■ **Extracted text**
-- Opening Marker --

MCP Is the Most Important AI Standard You Have Never Heard Of

Tags: AI Strategy, Technology

MCP Is the Most Important AI Standard You Have Never Heard Of

I spend most of my time helping companies integrate AI into their operations. In the last six months, I have heard the same question from dozens of CTOs and business leaders: "What is MCP, and why should I care?"

Key Takeaways

  • What Is MCP and Why Does It Matter Now?.
  • The Business Problem MCP Solves, apply this before building anything.
  • Why Your Current AI Investments May Not Be Ready for This and what to do about it.
  • Evaluate if your tools support mcp, the process matters more than the tool.
  • What This Means for Your AI Strategy Going Forward.

The answer is worth your attention. Model Context Protocol is not flashy. It will not show up in your board presentation. But it may be the most important technical foundation you need to understand as AI becomes embedded in your business.

What Is MCP and Why Does It Matter Now?

MCP stands for Model Context Protocol. Think of it as a common language that allows any AI model to talk to any tool. It is the USB-C of artificial intelligence. Before USB-C, every device had its own connector. USB-C is the universal standard. MCP is doing the same thing for AI.

The numbers are significant. MCP has 97 million monthly SDK downloads. OpenAI, Google, Microsoft, Anthropic, and hundreds of smaller AI vendors have all adopted it. This is not a fringe standard. This is the ecosystem consolidating around a single protocol.

Here is what matters: 70 percent of large SaaS brands now offer MCP servers. That means Slack, Salesforce, Notion, GitHub, and dozens of other tools you already use are building the connectors that allow AI to interact with them safely. This is happening now. Not in five years. Now.

-- Closing Marker --

■ **Supplied information**

-- Opening Marker --

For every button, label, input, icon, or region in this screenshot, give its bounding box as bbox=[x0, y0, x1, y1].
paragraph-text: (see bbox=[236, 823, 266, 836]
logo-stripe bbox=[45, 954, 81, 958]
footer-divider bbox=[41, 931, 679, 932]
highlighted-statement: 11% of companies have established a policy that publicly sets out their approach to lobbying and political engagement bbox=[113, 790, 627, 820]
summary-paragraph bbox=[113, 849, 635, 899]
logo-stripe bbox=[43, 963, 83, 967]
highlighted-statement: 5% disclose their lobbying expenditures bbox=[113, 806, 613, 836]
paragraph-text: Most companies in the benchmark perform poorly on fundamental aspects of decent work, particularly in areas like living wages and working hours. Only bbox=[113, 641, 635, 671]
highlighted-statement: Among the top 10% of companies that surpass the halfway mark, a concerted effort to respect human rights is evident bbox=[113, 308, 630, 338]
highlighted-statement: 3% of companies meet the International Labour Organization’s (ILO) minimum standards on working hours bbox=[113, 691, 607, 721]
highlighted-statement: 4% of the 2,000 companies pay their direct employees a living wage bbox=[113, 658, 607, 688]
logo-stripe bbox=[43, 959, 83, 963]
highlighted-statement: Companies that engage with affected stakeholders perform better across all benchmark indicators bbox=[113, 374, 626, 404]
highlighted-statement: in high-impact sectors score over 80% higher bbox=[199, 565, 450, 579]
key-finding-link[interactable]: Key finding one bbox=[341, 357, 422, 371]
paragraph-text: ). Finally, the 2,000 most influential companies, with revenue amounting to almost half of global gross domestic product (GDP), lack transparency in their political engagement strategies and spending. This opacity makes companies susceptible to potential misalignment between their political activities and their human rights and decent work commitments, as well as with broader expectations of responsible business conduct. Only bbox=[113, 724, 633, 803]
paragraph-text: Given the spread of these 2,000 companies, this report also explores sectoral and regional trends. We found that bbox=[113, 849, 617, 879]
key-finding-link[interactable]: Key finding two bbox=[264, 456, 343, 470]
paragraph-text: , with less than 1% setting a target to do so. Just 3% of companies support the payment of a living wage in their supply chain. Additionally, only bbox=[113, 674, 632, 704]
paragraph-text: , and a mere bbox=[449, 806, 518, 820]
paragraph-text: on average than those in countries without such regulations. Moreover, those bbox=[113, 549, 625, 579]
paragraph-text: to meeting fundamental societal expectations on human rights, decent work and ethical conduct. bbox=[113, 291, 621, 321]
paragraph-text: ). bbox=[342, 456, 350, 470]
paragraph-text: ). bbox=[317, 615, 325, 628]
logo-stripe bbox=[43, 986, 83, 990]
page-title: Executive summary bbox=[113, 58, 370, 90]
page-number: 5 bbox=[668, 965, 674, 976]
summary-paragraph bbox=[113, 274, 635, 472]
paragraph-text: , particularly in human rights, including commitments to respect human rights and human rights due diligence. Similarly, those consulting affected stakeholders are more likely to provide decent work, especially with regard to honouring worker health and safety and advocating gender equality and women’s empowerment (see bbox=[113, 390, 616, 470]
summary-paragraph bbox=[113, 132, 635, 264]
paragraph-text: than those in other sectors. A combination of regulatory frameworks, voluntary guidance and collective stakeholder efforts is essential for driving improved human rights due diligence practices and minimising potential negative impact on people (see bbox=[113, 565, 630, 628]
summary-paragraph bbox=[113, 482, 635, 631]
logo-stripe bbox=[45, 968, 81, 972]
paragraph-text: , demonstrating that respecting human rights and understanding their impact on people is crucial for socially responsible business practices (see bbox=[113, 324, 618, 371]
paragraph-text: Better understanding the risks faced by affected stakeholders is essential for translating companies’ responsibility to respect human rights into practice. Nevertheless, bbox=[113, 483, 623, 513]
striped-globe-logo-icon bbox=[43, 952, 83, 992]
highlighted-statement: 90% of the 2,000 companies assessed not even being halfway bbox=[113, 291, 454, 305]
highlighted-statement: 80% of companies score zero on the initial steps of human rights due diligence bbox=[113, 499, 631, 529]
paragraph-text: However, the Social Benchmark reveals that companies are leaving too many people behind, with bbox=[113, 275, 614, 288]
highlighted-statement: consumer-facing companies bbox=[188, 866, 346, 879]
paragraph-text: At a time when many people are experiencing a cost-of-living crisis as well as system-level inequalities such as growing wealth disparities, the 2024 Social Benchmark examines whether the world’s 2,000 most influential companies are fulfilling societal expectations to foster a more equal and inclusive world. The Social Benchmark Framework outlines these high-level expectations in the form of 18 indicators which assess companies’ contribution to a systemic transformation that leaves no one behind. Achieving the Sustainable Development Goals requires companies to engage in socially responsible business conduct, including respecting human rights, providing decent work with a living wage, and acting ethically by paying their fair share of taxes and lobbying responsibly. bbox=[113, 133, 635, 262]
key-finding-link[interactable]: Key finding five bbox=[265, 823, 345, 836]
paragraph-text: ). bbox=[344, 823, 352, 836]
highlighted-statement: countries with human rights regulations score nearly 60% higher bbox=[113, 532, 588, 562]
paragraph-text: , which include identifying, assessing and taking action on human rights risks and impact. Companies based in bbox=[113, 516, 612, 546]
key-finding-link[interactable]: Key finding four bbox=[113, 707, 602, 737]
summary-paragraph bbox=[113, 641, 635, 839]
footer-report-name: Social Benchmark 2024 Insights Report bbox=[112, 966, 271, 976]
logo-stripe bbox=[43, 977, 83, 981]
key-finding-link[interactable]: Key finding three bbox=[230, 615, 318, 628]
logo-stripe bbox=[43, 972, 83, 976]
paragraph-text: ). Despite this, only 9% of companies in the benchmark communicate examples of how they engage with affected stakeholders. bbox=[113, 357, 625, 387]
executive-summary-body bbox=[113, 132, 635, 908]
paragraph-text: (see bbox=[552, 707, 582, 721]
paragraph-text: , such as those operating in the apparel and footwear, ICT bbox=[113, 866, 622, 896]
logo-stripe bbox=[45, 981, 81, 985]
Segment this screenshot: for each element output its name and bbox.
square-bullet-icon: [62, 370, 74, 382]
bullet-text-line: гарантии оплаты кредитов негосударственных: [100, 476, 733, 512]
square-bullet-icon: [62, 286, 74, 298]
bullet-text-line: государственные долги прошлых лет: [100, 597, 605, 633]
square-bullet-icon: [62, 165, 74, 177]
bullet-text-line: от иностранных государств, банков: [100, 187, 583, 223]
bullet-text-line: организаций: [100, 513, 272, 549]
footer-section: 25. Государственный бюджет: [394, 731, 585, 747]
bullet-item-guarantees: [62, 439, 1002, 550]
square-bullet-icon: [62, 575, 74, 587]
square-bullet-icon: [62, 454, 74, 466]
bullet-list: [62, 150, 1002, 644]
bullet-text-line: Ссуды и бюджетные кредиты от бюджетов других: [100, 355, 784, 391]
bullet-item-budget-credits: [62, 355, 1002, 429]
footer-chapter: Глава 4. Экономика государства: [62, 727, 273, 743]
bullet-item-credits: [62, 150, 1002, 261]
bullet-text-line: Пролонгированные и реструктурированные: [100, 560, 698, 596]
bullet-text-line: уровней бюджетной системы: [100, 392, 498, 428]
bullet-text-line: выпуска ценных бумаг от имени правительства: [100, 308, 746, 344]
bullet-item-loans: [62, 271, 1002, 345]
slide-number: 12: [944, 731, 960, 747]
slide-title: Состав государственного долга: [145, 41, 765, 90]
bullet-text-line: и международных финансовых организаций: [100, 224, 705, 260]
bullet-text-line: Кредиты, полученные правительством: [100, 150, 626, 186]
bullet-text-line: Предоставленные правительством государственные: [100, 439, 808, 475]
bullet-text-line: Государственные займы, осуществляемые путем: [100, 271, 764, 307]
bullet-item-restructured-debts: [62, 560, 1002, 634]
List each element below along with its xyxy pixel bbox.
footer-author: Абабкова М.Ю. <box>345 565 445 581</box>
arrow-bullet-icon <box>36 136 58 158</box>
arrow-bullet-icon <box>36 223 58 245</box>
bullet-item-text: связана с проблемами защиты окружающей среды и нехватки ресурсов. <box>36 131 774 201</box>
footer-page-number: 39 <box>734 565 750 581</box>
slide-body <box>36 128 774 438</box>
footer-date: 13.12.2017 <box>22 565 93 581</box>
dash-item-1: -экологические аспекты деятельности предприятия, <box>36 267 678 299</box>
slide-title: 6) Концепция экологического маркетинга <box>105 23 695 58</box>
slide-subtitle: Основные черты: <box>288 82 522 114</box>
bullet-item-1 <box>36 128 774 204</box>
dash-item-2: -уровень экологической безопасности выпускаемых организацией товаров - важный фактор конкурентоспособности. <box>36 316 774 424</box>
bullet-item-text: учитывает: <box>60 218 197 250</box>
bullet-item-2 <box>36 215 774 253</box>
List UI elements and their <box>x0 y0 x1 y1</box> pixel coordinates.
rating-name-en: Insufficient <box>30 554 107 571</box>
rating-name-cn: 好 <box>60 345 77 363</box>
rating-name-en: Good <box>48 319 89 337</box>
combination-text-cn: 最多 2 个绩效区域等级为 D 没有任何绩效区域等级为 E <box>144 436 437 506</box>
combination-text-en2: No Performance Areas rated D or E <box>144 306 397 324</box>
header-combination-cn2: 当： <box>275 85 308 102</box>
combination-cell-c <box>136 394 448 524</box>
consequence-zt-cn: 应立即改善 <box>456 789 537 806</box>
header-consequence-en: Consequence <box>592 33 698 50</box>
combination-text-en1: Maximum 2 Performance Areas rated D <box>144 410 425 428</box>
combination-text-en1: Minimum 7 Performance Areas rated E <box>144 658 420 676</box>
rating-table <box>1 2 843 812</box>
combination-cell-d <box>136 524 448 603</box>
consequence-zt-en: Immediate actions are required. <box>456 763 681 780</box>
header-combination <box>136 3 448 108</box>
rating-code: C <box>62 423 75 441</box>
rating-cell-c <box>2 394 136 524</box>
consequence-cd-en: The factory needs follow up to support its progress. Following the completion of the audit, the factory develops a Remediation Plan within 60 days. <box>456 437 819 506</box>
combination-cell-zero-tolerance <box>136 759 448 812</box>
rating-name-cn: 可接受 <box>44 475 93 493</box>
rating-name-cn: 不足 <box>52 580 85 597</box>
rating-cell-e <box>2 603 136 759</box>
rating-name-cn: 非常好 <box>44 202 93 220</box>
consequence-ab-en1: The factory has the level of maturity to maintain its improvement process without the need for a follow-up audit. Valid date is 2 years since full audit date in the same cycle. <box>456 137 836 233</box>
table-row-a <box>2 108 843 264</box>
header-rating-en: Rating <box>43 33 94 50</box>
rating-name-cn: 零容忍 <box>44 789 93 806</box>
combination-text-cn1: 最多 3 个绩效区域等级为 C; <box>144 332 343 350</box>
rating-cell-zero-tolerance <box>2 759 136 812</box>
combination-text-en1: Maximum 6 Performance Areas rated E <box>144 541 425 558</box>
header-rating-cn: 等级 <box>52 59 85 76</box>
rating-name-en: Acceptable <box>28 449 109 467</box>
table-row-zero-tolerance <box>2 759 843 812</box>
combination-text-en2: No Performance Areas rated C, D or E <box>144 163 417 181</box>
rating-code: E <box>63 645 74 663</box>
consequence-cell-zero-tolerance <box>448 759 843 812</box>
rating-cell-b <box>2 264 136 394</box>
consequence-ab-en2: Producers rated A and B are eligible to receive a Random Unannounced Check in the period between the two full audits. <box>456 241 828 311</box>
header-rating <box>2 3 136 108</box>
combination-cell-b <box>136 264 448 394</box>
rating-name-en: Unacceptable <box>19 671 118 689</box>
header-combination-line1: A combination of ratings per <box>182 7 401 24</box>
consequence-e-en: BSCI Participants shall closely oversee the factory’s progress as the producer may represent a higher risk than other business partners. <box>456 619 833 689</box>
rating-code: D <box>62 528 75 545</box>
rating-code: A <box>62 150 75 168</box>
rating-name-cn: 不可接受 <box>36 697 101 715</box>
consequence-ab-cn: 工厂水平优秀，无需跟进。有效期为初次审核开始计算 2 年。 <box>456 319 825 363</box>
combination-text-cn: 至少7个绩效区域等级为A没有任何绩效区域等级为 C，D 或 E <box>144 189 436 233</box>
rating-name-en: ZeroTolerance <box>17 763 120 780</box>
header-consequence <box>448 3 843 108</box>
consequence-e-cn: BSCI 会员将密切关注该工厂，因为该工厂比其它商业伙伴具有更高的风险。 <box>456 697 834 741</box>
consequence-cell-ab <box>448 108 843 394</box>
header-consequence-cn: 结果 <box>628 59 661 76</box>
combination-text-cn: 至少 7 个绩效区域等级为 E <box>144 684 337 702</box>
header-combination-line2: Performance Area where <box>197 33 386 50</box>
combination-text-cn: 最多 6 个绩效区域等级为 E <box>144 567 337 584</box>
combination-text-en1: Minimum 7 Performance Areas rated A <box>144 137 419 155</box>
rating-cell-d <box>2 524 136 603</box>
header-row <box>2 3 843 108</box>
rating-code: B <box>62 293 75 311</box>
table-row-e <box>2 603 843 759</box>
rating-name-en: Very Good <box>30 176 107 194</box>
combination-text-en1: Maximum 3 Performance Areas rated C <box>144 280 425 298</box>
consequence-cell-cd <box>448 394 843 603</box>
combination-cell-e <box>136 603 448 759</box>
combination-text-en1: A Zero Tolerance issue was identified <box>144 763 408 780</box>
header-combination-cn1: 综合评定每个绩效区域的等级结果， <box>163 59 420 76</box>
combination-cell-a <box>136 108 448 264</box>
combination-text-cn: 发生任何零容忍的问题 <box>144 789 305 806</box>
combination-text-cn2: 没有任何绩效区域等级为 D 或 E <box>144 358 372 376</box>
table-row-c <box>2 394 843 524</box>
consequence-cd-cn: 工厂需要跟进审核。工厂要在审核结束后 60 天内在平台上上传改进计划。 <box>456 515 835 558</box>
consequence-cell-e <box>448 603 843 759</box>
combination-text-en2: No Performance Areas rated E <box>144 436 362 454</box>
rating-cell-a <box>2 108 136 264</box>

-- Closing Marker --

Please write out the part of the MCP article starting with "Tags: AI Strategy, Technology" and going on through "before building anything.", word for word. Draw only on the MCP article.

Tags: AI Strategy, Technology

MCP Is the Most Important AI Standard You Have Never Heard Of

I spend most of my time helping companies integrate AI into their operations. In the last six months, I have heard the same question from dozens of CTOs and business leaders: "What is MCP, and why should I care?"

Key Takeaways

  • What Is MCP and Why Does It Matter Now?.
  • The Business Problem MCP Solves, apply this before building anything.